■ 任务要求: 抄录下方提取文本中的一段，原文照录，不做改动：从含有“# 1554. Strings”的文字开始，到“AVOID COLLISION COMPLETELY.”结束。

■ 提取文本:
※ ※ ※

# 1554. Strings Differ by One Character
###### tags: `Leetcode` `FaceBook` `Medium`
## 思路
### 思路一 $O(N * M^2)$ N是dict的长度 M是每个string的长度
和[0127. Word Ladder](https://hackmd.io/2F_Qo1tWSH2QKrMp6USYEw)思路有点像
把每个字符串的每个位置挖掉,然后放进set里面
**时间复杂度是因为 concatenation of two strings takes O(m1 + m2) time.**
### 思路二 Trie $O(M * N)$
### 思路三 String Hash $O(M * N)$
通过给字符串编码,再放进hashset里面,进而找重复的
这里的mod是实验试出来,理论上来说YOU CAN NOT AVOID COLLISION COMPLETELY.

※ ※ ※

取自某一合集的条目
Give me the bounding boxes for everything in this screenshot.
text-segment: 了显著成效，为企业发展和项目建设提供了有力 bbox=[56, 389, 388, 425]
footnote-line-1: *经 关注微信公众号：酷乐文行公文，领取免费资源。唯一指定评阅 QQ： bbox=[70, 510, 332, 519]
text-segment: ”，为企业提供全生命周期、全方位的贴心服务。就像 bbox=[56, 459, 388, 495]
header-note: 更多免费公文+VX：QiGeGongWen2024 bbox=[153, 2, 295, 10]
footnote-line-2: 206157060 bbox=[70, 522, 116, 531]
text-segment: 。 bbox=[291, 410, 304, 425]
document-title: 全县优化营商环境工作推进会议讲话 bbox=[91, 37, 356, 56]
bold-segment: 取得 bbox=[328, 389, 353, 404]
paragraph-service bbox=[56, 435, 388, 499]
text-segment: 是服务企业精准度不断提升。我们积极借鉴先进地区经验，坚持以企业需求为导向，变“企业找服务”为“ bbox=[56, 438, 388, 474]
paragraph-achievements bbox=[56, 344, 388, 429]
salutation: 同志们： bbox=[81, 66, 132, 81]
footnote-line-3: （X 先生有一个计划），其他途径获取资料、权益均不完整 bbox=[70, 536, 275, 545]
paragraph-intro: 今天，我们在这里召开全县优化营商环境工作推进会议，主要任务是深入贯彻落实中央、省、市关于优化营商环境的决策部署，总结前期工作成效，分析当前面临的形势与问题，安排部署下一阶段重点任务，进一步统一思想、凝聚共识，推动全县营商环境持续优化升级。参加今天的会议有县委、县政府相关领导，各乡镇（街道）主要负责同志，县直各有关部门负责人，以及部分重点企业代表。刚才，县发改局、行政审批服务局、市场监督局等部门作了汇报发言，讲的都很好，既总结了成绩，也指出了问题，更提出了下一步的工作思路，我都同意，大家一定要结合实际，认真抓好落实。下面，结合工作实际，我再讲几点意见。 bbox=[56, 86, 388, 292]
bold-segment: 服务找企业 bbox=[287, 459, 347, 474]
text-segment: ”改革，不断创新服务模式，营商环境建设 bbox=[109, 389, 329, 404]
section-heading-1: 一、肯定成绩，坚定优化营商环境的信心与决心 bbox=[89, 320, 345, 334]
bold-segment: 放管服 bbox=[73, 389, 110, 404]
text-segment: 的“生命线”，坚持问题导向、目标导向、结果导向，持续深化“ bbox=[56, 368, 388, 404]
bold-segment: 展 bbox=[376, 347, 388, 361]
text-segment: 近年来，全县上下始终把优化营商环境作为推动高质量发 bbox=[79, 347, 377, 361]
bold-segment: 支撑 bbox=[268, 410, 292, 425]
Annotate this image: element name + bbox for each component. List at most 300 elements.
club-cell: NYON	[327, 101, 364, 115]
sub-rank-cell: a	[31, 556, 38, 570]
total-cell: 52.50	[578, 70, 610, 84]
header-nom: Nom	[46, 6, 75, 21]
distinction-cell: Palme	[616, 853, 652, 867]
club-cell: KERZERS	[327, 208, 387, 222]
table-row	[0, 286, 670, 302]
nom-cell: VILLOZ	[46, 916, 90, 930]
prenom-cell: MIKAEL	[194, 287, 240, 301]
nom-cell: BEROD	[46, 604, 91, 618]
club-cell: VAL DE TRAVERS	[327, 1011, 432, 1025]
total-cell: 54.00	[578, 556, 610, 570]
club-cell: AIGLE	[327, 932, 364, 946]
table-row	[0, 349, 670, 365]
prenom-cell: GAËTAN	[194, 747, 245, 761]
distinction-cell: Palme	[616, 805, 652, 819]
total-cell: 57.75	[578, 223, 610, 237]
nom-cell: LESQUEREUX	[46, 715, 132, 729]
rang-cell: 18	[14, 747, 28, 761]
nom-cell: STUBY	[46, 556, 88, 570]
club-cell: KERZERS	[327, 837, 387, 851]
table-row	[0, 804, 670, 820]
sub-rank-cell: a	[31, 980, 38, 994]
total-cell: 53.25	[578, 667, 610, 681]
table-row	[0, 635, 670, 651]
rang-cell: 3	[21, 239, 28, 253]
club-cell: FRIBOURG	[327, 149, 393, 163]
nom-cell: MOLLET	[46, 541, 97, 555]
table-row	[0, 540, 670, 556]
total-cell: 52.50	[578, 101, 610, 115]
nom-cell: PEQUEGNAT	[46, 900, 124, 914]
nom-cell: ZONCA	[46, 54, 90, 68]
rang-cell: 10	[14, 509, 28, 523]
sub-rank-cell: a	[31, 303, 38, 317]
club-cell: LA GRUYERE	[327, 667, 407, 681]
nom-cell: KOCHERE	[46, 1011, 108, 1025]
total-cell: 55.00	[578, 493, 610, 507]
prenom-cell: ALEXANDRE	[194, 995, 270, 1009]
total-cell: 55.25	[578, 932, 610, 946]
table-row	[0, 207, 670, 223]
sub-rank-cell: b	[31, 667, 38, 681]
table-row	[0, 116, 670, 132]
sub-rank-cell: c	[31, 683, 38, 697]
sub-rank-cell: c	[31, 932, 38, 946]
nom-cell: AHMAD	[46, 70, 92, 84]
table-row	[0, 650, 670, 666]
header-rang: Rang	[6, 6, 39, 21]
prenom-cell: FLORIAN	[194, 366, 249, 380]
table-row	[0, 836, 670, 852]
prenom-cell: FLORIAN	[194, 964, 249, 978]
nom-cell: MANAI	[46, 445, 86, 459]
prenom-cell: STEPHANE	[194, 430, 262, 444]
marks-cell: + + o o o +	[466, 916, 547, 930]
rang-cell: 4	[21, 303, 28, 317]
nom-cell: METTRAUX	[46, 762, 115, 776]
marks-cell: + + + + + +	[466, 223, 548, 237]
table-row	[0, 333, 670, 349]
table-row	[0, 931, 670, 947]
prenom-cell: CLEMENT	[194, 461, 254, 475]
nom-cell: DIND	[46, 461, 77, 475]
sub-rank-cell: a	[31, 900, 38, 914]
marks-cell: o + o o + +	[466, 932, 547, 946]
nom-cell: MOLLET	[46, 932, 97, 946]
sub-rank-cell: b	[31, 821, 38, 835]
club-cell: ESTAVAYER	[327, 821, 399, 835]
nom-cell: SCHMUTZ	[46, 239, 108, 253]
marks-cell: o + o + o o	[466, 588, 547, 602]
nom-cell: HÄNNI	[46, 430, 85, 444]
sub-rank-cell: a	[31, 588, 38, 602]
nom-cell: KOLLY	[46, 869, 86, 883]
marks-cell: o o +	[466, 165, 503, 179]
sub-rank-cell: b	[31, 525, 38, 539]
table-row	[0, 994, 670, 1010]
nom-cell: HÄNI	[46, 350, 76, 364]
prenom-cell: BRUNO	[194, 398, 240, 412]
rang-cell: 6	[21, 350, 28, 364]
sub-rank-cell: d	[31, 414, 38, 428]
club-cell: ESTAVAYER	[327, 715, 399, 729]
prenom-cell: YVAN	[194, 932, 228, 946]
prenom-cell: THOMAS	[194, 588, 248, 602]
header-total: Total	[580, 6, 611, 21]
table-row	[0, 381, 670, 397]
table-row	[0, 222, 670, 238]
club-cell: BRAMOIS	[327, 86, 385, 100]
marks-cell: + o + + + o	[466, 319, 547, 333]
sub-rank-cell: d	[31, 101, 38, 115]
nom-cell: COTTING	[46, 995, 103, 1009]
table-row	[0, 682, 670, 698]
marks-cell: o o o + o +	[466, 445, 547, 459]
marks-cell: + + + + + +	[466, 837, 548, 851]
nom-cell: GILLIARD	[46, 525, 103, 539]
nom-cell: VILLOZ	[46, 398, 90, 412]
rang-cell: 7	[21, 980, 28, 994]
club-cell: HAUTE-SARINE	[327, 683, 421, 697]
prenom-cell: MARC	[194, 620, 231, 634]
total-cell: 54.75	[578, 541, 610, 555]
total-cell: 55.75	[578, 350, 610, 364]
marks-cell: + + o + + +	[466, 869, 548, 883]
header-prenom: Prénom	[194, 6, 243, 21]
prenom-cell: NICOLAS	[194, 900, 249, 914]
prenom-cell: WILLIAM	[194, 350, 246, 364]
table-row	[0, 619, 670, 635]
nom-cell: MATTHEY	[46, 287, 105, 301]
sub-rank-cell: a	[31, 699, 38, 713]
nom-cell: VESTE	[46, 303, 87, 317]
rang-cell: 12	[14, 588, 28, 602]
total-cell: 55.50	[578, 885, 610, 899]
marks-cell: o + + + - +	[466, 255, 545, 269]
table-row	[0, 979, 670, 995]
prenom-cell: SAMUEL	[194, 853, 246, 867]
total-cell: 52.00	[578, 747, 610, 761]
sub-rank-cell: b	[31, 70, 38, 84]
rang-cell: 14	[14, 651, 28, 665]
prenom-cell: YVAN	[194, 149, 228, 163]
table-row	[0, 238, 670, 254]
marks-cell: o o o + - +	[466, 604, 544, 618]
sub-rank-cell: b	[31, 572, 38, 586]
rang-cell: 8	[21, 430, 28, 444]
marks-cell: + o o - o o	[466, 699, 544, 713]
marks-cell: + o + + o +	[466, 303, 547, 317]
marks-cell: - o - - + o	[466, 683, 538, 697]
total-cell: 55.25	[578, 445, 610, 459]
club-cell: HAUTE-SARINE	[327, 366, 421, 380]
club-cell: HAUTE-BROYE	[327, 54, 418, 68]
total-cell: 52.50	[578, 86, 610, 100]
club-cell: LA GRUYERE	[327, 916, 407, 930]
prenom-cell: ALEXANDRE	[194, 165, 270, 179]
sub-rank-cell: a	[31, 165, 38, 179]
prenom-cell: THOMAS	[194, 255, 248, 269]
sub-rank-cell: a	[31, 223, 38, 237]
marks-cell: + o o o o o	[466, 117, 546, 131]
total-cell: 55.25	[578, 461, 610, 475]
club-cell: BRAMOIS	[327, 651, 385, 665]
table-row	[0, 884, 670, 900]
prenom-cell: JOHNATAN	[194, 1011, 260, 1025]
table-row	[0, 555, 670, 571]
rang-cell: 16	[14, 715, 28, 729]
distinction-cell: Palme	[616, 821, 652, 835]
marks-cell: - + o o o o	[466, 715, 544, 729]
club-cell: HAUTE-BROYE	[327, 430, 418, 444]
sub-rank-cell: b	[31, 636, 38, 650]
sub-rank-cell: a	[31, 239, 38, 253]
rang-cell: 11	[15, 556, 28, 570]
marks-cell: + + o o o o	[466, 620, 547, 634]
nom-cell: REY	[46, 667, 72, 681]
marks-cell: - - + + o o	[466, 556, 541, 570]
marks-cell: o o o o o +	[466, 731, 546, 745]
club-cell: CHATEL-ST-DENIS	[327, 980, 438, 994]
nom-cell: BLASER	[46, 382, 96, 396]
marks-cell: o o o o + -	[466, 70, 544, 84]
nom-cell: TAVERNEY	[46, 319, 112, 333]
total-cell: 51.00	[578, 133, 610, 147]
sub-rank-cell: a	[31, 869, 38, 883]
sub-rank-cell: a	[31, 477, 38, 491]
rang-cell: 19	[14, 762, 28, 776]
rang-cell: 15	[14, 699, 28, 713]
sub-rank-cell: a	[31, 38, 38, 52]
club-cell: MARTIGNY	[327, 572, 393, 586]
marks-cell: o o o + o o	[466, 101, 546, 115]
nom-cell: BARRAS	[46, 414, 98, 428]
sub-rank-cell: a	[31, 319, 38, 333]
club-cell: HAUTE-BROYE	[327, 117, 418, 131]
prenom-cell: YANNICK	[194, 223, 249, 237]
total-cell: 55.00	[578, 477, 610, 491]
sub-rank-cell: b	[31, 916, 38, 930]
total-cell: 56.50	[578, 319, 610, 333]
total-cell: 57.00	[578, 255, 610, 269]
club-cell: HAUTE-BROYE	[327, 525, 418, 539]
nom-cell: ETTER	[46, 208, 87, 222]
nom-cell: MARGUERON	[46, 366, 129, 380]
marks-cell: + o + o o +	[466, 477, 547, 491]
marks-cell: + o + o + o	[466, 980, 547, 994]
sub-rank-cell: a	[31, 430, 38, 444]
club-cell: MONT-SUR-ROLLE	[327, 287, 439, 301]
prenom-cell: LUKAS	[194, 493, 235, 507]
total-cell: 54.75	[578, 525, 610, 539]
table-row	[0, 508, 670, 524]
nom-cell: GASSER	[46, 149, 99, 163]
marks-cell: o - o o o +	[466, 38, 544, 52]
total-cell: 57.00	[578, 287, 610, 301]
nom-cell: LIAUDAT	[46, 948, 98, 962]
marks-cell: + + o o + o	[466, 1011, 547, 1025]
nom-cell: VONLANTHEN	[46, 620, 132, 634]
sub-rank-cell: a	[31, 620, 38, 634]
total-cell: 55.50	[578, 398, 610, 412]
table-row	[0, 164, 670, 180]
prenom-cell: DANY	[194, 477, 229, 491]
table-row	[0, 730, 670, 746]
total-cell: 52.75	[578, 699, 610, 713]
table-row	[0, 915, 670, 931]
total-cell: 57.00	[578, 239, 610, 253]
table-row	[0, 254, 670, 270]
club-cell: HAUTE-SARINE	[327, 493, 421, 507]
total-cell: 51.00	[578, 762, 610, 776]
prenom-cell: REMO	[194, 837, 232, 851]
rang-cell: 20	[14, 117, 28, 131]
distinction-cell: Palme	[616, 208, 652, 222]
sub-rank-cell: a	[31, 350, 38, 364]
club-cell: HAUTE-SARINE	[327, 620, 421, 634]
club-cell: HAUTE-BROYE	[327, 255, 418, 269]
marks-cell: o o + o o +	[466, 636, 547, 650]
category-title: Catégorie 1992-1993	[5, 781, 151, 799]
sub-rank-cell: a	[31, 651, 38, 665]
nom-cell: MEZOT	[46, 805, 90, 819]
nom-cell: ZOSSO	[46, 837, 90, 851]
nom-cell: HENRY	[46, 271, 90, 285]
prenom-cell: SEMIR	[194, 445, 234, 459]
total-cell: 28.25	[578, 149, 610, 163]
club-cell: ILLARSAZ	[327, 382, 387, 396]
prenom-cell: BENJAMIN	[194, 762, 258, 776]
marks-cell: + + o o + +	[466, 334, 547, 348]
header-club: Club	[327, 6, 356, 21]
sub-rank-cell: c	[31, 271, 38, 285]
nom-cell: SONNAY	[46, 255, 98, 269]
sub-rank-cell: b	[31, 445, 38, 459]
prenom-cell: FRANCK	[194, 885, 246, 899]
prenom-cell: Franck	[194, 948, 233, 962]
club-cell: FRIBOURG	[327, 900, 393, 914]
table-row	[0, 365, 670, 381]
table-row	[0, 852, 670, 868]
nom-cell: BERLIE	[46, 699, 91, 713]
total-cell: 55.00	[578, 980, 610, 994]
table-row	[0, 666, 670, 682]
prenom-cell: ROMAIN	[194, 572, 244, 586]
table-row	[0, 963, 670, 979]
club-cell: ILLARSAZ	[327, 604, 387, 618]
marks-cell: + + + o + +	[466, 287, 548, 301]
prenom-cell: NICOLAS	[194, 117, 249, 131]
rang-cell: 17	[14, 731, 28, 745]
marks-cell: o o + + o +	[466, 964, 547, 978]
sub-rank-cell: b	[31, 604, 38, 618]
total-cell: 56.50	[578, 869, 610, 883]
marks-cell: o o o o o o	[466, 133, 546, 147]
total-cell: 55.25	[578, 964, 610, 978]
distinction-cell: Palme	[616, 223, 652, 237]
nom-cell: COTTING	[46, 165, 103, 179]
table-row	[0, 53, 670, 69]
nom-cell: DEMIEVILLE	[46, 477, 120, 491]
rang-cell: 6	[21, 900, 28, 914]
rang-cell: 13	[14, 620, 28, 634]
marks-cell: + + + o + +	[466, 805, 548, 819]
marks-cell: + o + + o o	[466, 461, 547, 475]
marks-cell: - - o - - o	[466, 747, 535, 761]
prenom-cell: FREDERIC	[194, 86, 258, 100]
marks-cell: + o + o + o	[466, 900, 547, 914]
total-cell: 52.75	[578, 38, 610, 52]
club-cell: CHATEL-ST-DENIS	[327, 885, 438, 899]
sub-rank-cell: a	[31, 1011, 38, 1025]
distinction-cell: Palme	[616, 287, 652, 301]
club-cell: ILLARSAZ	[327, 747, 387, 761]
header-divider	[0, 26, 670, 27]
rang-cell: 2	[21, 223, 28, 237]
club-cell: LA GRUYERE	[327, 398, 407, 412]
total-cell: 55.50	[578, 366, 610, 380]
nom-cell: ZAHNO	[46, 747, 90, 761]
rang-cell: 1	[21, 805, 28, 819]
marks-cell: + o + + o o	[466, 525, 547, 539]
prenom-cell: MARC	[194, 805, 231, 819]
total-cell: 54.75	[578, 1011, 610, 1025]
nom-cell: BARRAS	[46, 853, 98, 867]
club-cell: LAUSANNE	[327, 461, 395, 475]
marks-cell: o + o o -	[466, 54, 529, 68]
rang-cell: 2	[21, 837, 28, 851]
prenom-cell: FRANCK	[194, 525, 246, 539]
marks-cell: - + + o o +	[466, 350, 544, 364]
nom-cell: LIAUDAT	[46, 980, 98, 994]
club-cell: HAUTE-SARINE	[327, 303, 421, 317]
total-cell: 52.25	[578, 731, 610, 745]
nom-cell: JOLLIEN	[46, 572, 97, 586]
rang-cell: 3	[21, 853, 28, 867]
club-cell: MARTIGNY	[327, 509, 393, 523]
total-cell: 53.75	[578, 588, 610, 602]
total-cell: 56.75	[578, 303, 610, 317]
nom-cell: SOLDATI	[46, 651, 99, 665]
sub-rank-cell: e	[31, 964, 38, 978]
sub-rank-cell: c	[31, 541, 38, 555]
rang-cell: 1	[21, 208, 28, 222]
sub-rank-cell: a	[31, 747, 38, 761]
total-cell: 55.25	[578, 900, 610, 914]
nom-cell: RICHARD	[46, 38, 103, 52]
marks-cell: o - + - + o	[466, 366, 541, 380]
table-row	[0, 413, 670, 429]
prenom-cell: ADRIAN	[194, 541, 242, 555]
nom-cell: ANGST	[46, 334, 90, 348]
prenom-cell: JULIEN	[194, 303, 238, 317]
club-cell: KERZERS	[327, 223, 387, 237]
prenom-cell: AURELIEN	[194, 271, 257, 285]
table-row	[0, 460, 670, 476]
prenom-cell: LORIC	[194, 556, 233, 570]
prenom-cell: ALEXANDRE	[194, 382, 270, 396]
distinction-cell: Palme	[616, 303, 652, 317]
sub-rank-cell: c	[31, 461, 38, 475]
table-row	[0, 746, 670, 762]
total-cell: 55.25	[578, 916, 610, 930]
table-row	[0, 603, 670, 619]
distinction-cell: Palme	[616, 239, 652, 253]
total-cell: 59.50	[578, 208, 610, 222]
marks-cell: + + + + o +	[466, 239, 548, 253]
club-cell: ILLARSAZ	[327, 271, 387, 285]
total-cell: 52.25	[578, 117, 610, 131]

※ ※ ※

■ 参考答案:
# 1554. Strings Differ by One Character
###### tags: `Leetcode` `FaceBook` `Medium`
## 思路
### 思路一 $O(N * M^2)$ N是dict的长度 M是每个string的长度
和[0127. Word Ladder](https://hackmd.io/2F_Qo1tWSH2QKrMp6USYEw)思路有点像
把每个字符串的每个位置挖掉,然后放进set里面
**时间复杂度是因为 concatenation of two strings takes O(m1 + m2) time.**
### 思路二 Trie $O(M * N)$
### 思路三 String Hash $O(M * N)$
通过给字符串编码,再放进hashset里面,进而找重复的
这里的mod是实验试出来,理论上来说YOU CAN NOT AVOID COLLISION COMPLETELY.